-- start of Dataset excerpts --

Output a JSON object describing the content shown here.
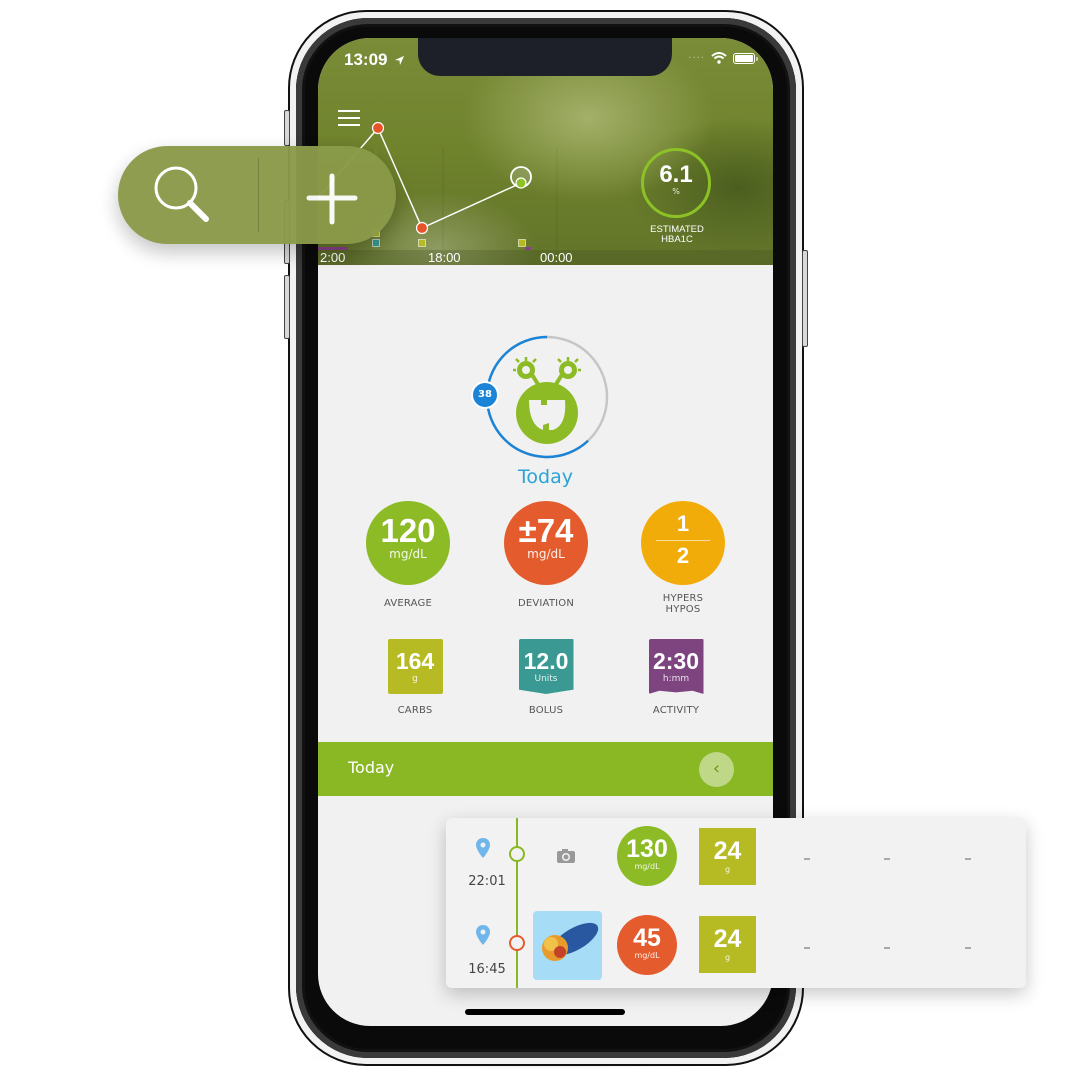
{
  "status_bar": {
    "time": "13:09",
    "location_icon": "location-arrow-icon",
    "signal": "····",
    "wifi_icon": "wifi-icon",
    "battery_icon": "battery-icon"
  },
  "header": {
    "menu_icon": "hamburger-menu-icon",
    "chart": {
      "x_tick_labels": [
        "2:00",
        "18:00",
        "00:00"
      ],
      "glucose_points": [
        {
          "time": "16:45",
          "status": "high",
          "color": "#e8542a"
        },
        {
          "time": "18:30",
          "status": "low",
          "color": "#e8542a"
        },
        {
          "time": "22:01",
          "status": "in-range",
          "color": "#8cc225",
          "selected": true
        }
      ],
      "event_markers": [
        {
          "type": "carbs",
          "color": "#b7bb23"
        },
        {
          "type": "bolus",
          "color": "#3a9a93"
        },
        {
          "type": "carbs",
          "color": "#b7bb23"
        },
        {
          "type": "carbs",
          "color": "#b7bb23"
        },
        {
          "type": "activity",
          "color": "#8a3f8a"
        }
      ]
    },
    "hba1c": {
      "value": "6.1",
      "unit": "%",
      "label_line1": "ESTIMATED",
      "label_line2": "HBA1C",
      "ring_color": "#8cc225"
    }
  },
  "floating_actions": {
    "search_icon": "search-icon",
    "add_icon": "plus-icon"
  },
  "monster": {
    "badge_value": "38",
    "progress_fraction": 0.62,
    "ring_color": "#1c84d6",
    "title": "Today"
  },
  "stats": {
    "average": {
      "value": "120",
      "unit": "mg/dL",
      "label": "AVERAGE",
      "color": "#8cbb26"
    },
    "deviation": {
      "value": "±74",
      "unit": "mg/dL",
      "label": "DEVIATION",
      "color": "#e45c2d"
    },
    "hypers_hypos": {
      "hypers": "1",
      "hypos": "2",
      "label_line1": "HYPERS",
      "label_line2": "HYPOS",
      "color": "#f2ac0a"
    },
    "carbs": {
      "value": "164",
      "unit": "g",
      "label": "CARBS",
      "color": "#b7bb23"
    },
    "bolus": {
      "value": "12.0",
      "unit": "Units",
      "label": "BOLUS",
      "color": "#3a9a93"
    },
    "activity": {
      "value": "2:30",
      "unit": "h:mm",
      "label": "ACTIVITY",
      "color": "#7d447f"
    }
  },
  "section_bar": {
    "label": "Today",
    "back_icon": "chevron-left-icon",
    "color": "#8ab825"
  },
  "log_entries": [
    {
      "time": "22:01",
      "location_icon": "location-pin-icon",
      "photo": "camera-icon",
      "glucose": "130",
      "glucose_unit": "mg/dL",
      "glucose_color": "#8cbb26",
      "node_color": "#8ab825",
      "carbs": "24",
      "carbs_unit": "g",
      "extra": [
        "-",
        "-",
        "-"
      ]
    },
    {
      "time": "16:45",
      "location_icon": "location-pin-icon",
      "photo": "food-photo",
      "glucose": "45",
      "glucose_unit": "mg/dL",
      "glucose_color": "#e45c2d",
      "node_color": "#e45c2d",
      "carbs": "24",
      "carbs_unit": "g",
      "extra": [
        "-",
        "-",
        "-"
      ]
    }
  ]
}
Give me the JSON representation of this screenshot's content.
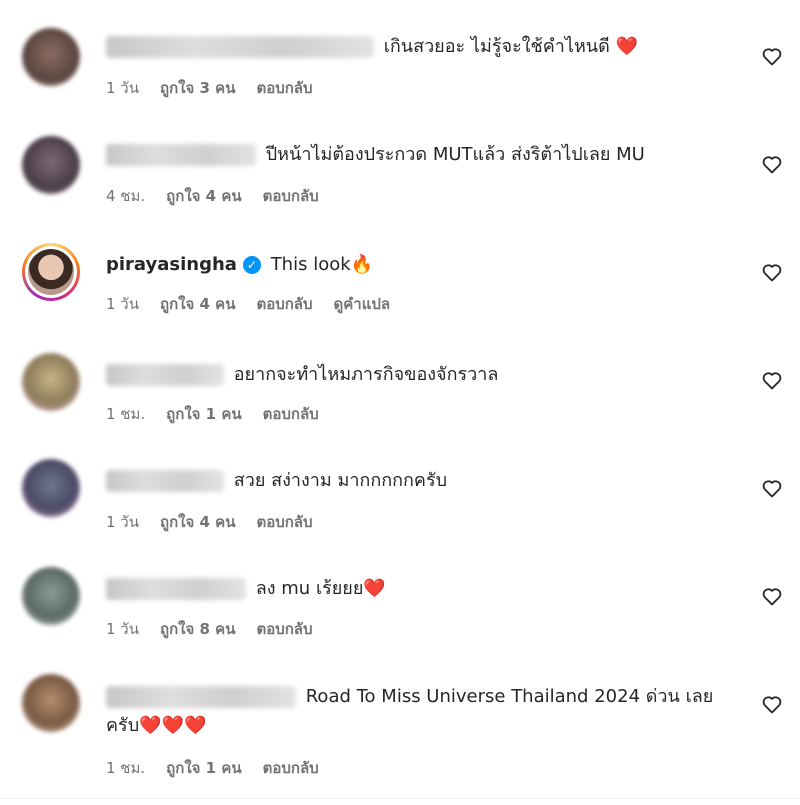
{
  "comments": [
    {
      "verified": false,
      "username": "",
      "text": "เกินสวยอะ ไม่รู้จะใช้คำไหนดี",
      "emoji": "❤️",
      "time": "1 วัน",
      "likes": "ถูกใจ 3 คน",
      "reply": "ตอบกลับ",
      "translate": ""
    },
    {
      "verified": false,
      "username": "",
      "text": "ปีหน้าไม่ต้องประกวด MUTแล้ว ส่งริต้าไปเลย MU",
      "emoji": "",
      "time": "4 ชม.",
      "likes": "ถูกใจ 4 คน",
      "reply": "ตอบกลับ",
      "translate": ""
    },
    {
      "verified": true,
      "username": "pirayasingha",
      "text": "This look",
      "emoji": "🔥",
      "time": "1 วัน",
      "likes": "ถูกใจ 4 คน",
      "reply": "ตอบกลับ",
      "translate": "ดูคำแปล"
    },
    {
      "verified": false,
      "username": "",
      "text": "อยากจะทำไหมภารกิจของจักรวาล",
      "emoji": "",
      "time": "1 ชม.",
      "likes": "ถูกใจ 1 คน",
      "reply": "ตอบกลับ",
      "translate": ""
    },
    {
      "verified": false,
      "username": "",
      "text": "สวย สง่างาม มากกกกกครับ",
      "emoji": "",
      "time": "1 วัน",
      "likes": "ถูกใจ 4 คน",
      "reply": "ตอบกลับ",
      "translate": ""
    },
    {
      "verified": false,
      "username": "",
      "text": "ลง mu เร้ยยย",
      "emoji": "❤️",
      "time": "1 วัน",
      "likes": "ถูกใจ 8 คน",
      "reply": "ตอบกลับ",
      "translate": ""
    },
    {
      "verified": false,
      "username": "",
      "text": "Road To Miss Universe Thailand 2024 ด่วน เลยครับ",
      "emoji": "❤️❤️❤️",
      "time": "1 ชม.",
      "likes": "ถูกใจ 1 คน",
      "reply": "ตอบกลับ",
      "translate": ""
    }
  ],
  "colors": {
    "text": "#262626",
    "meta": "#737373",
    "verified": "#0095f6",
    "heart_emoji": "#e0182d"
  },
  "icons": {
    "like": "heart-outline-icon",
    "verified": "verified-badge-icon"
  }
}
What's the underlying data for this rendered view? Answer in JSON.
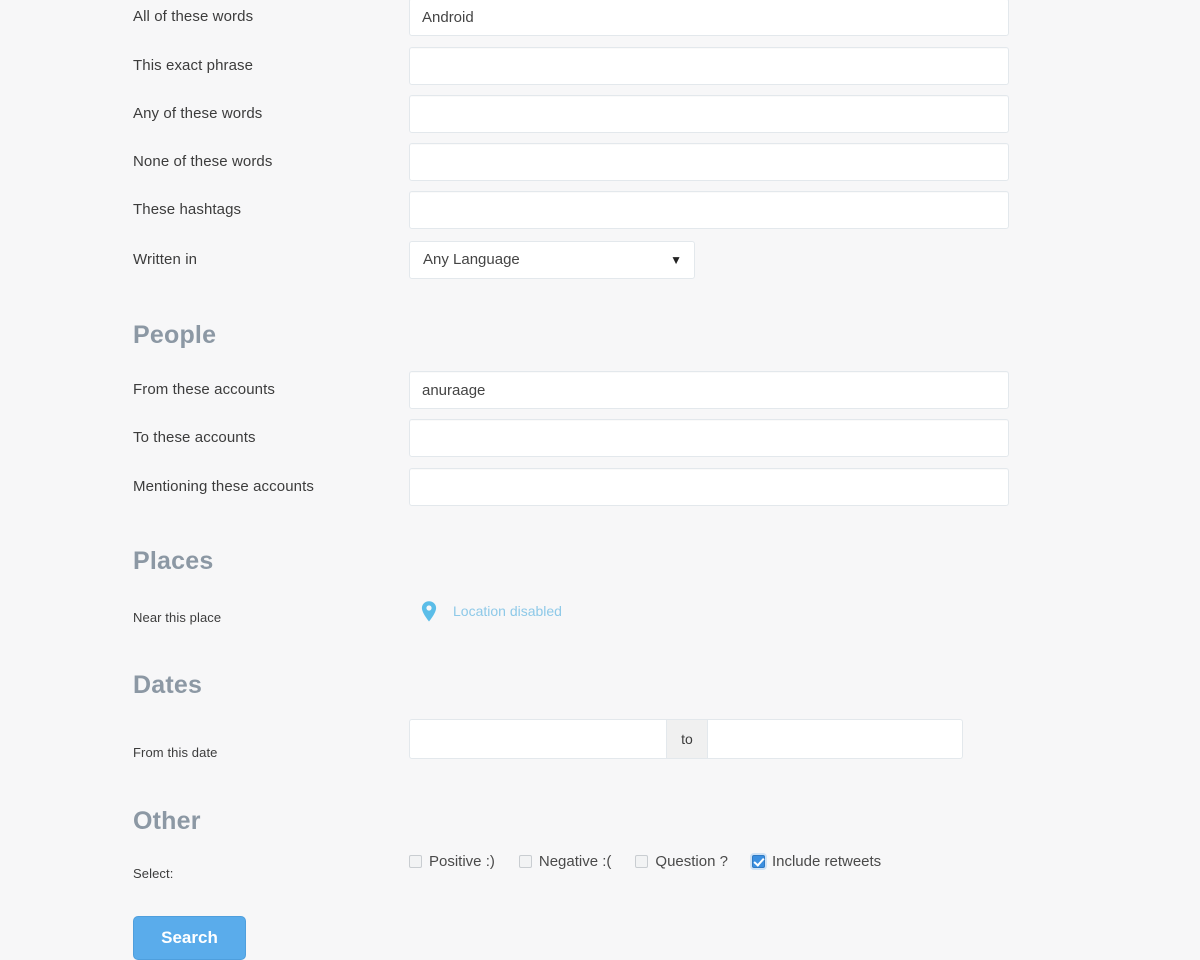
{
  "form": {
    "words_section": {
      "rows": [
        {
          "label": "All of these words",
          "value": "Android",
          "placeholder": ""
        },
        {
          "label": "This exact phrase",
          "value": "",
          "placeholder": ""
        },
        {
          "label": "Any of these words",
          "value": "",
          "placeholder": ""
        },
        {
          "label": "None of these words",
          "value": "",
          "placeholder": ""
        },
        {
          "label": "These hashtags",
          "value": "",
          "placeholder": ""
        }
      ],
      "language": {
        "label": "Written in",
        "selected": "Any Language",
        "arrow_icon": "chevron-down-icon"
      }
    },
    "people_section": {
      "heading": "People",
      "rows": [
        {
          "label": "From these accounts",
          "value": "anuraage",
          "placeholder": ""
        },
        {
          "label": "To these accounts",
          "value": "",
          "placeholder": ""
        },
        {
          "label": "Mentioning these accounts",
          "value": "",
          "placeholder": ""
        }
      ]
    },
    "places_section": {
      "heading": "Places",
      "label": "Near this place",
      "location_icon": "map-pin-icon",
      "location_status": "Location disabled"
    },
    "dates_section": {
      "heading": "Dates",
      "label": "From this date",
      "from_value": "",
      "from_placeholder": "",
      "separator": "to",
      "to_value": "",
      "to_placeholder": ""
    },
    "other_section": {
      "heading": "Other",
      "label": "Select:",
      "checkboxes": [
        {
          "label": "Positive :)",
          "checked": false
        },
        {
          "label": "Negative :(",
          "checked": false
        },
        {
          "label": "Question ?",
          "checked": false
        },
        {
          "label": "Include retweets",
          "checked": true
        }
      ]
    },
    "submit": {
      "label": "Search"
    }
  },
  "colors": {
    "page_background": "#f7f7f8",
    "heading": "#8c98a4",
    "label": "#3c3c3c",
    "input_border": "#e3e8ec",
    "accent_blue": "#5aaceb",
    "link_blue": "#8ec9e8",
    "checkbox_checked": "#3b8fe0"
  }
}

-- end of Dataset excerpts --

> _Work instructions_: Of the lines in the records, how many contain the word "heading"? Answer with the number and nothing else.

> _Problem solution_: 5